→ **Do this**:
Scan the listing below for the word "исследования" and state how many lines hold it. Write nothing but the number.

-- begin The data --

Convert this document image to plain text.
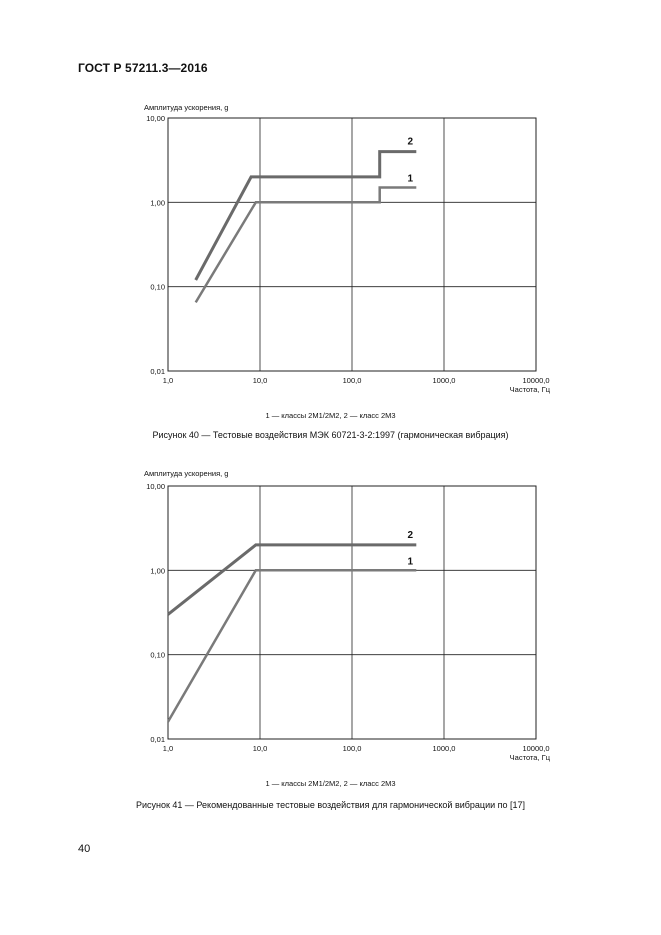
ГОСТ Р 57211.3—2016
Амплитуда ускорения, g
0,01
0,10
1,00
10,00
1,0	10,0	100,0	1000,0	10000,0
Частота, Гц
1
2
1 — классы 2М1/2М2, 2 — класс 2М3
Рисунок 40 — Тестовые воздействия МЭК 60721-3-2:1997 (гармоническая вибрация)
Амплитуда ускорения, g
0,01
0,10
1,00
10,00
1,0	10,0	100,0	1000,0	10000,0
Частота, Гц
1
2
1 — классы 2М1/2М2, 2 — класс 2М3
Рисунок 41 — Рекомендованные тестовые воздействия для гармонической вибрации по [17]
40
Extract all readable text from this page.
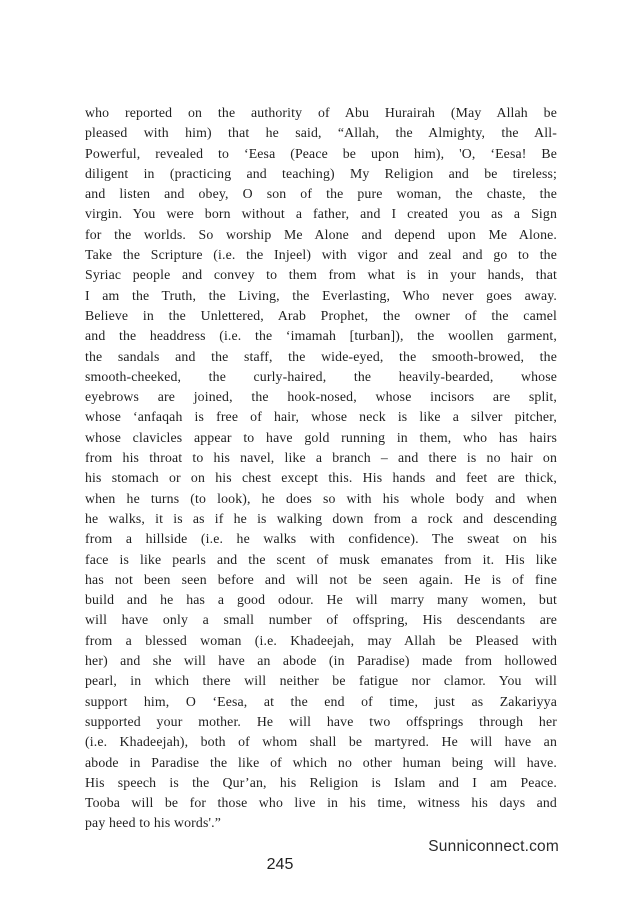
who reported on the authority of Abu Hurairah (May Allah be
pleased with him) that he said, “Allah, the Almighty, the All-
Powerful, revealed to ‘Eesa (Peace be upon him), 'O, ‘Eesa! Be
diligent in (practicing and teaching) My Religion and be tireless;
and listen and obey, O son of the pure woman, the chaste, the
virgin. You were born without a father, and I created you as a Sign
for the worlds. So worship Me Alone and depend upon Me Alone.
Take the Scripture (i.e. the Injeel) with vigor and zeal and go to the
Syriac people and convey to them from what is in your hands, that
I am the Truth, the Living, the Everlasting, Who never goes away.
Believe in the Unlettered, Arab Prophet, the owner of the camel
and the headdress (i.e. the ‘imamah [turban]), the woollen garment,
the sandals and the staff, the wide-eyed, the smooth-browed, the
smooth-cheeked, the curly-haired, the heavily-bearded, whose
eyebrows are joined, the hook-nosed, whose incisors are split,
whose ‘anfaqah is free of hair, whose neck is like a silver pitcher,
whose clavicles appear to have gold running in them, who has hairs
from his throat to his navel, like a branch – and there is no hair on
his stomach or on his chest except this. His hands and feet are thick,
when he turns (to look), he does so with his whole body and when
he walks, it is as if he is walking down from a rock and descending
from a hillside (i.e. he walks with confidence). The sweat on his
face is like pearls and the scent of musk emanates from it. His like
has not been seen before and will not be seen again. He is of fine
build and he has a good odour. He will marry many women, but
will have only a small number of offspring, His descendants are
from a blessed woman (i.e. Khadeejah, may Allah be Pleased with
her) and she will have an abode (in Paradise) made from hollowed
pearl, in which there will neither be fatigue nor clamor. You will
support him, O ‘Eesa, at the end of time, just as Zakariyya
supported your mother. He will have two offsprings through her
(i.e. Khadeejah), both of whom shall be martyred. He will have an
abode in Paradise the like of which no other human being will have.
His speech is the Qur’an, his Religion is Islam and I am Peace.
Tooba will be for those who live in his time, witness his days and
pay heed to his words'.”
Sunniconnect.com
245
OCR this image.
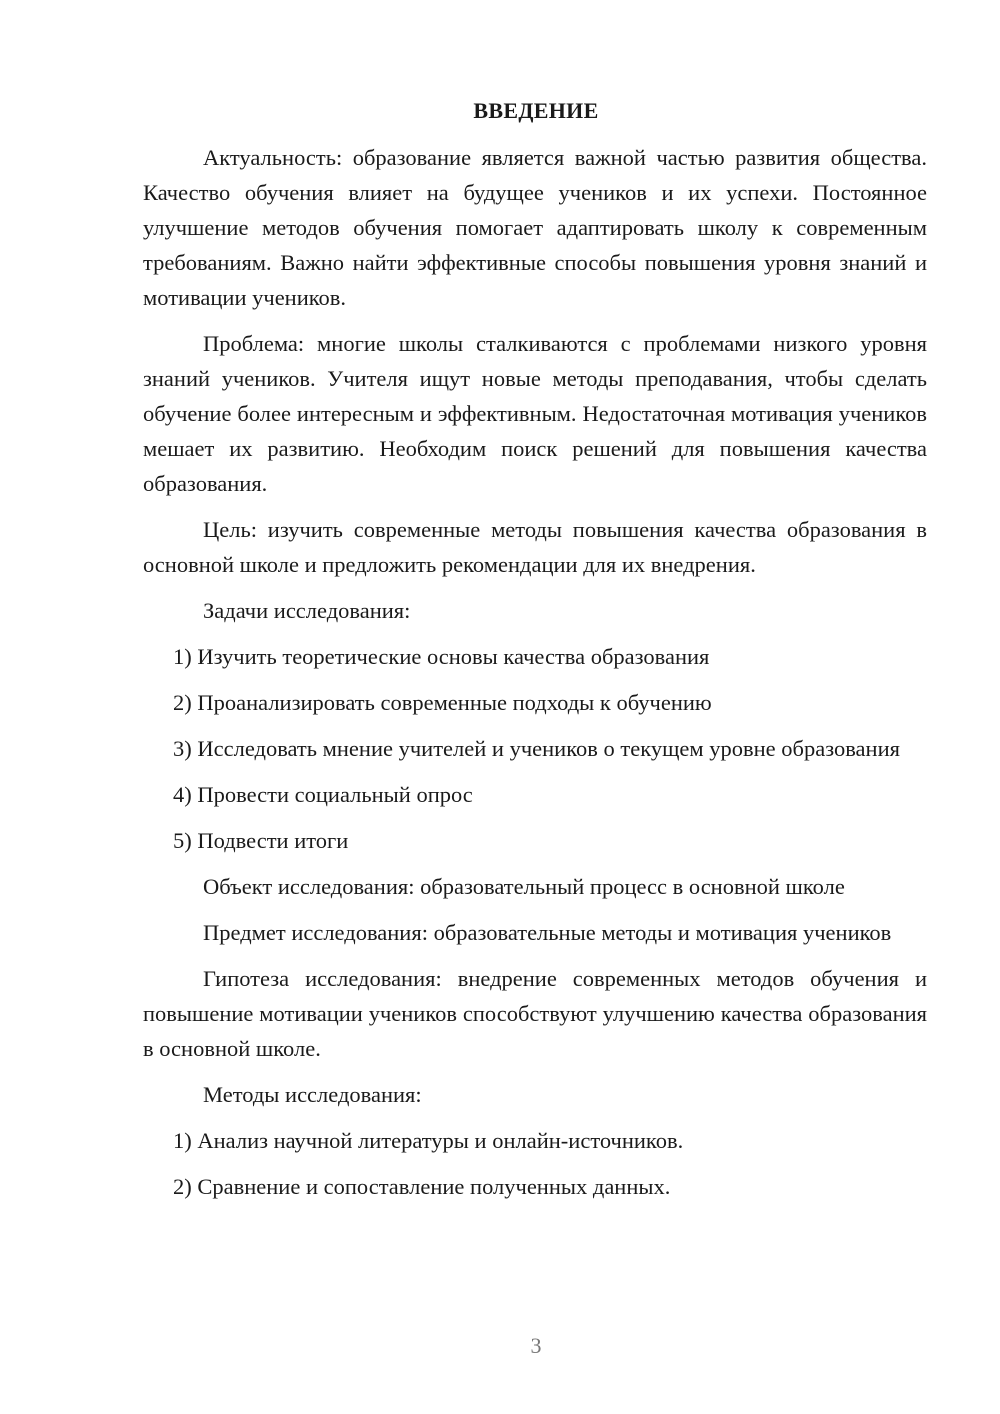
ВВЕДЕНИЕ

Актуальность: образование является важной частью развития общества. Качество обучения влияет на будущее учеников и их успехи. Постоянное улучшение методов обучения помогает адаптировать школу к современным требованиям. Важно найти эффективные способы повышения уровня знаний и мотивации учеников.

Проблема: многие школы сталкиваются с проблемами низкого уровня знаний учеников. Учителя ищут новые методы преподавания, чтобы сделать обучение более интересным и эффективным. Недостаточная мотивация учеников мешает их развитию. Необходим поиск решений для повышения качества образования.

Цель: изучить современные методы повышения качества образования в основной школе и предложить рекомендации для их внедрения.

Задачи исследования:

1) Изучить теоретические основы качества образования

2) Проанализировать современные подходы к обучению

3) Исследовать мнение учителей и учеников о текущем уровне образования

4) Провести социальный опрос

5) Подвести итоги

Объект исследования: образовательный процесс в основной школе

Предмет исследования: образовательные методы и мотивация учеников

Гипотеза исследования: внедрение современных методов обучения и повышение мотивации учеников способствуют улучшению качества образования в основной школе.

Методы исследования:

1) Анализ научной литературы и онлайн-источников.

2) Сравнение и сопоставление полученных данных.

3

-- end The data --

→ **Response to the exercise**:
5